** Directive **
Return the listing below exactly, with the pictures dropped.

** Records for this task **
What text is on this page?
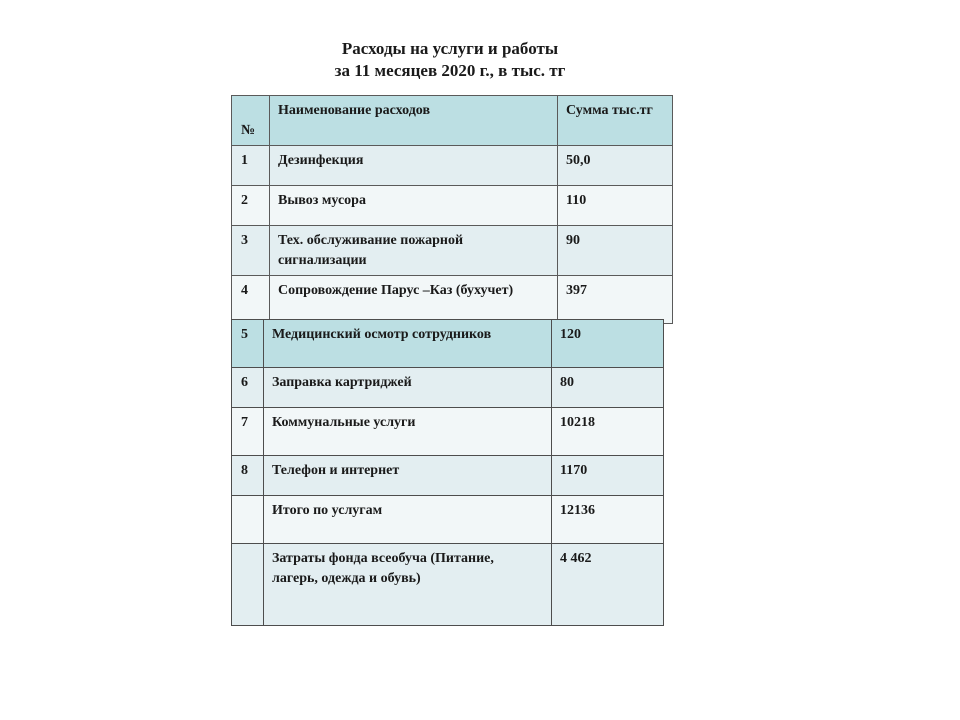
Расходы на услуги и работы
за 11 месяцев 2020 г., в тыс. тг
№	Наименование расходов	Сумма тыс.тг
1	Дезинфекция	50,0
2	Вывоз мусора	110
3	Тех. обслуживание пожарной сигнализации	90
4	Сопровождение Парус –Каз (бухучет)	397
5	Медицинский осмотр сотрудников	120
6	Заправка картриджей	80
7	Коммунальные услуги	10218
8	Телефон и интернет	1170
	Итого по услугам	12136
	Затраты фонда всеобуча (Питание, лагерь, одежда и обувь)	4 462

** Complete answer **
What text is on this page?
Расходы на услуги и работы
за 11 месяцев 2020 г., в тыс. тг
№	Наименование расходов	Сумма тыс.тг
1	Дезинфекция	50,0
2	Вывоз мусора	110
3	Тех. обслуживание пожарной сигнализации	90
4	Сопровождение Парус –Каз (бухучет)	397
5	Медицинский осмотр сотрудников	120
6	Заправка картриджей	80
7	Коммунальные услуги	10218
8	Телефон и интернет	1170
	Итого по услугам	12136
	Затраты фонда всеобуча (Питание, лагерь, одежда и обувь)	4 462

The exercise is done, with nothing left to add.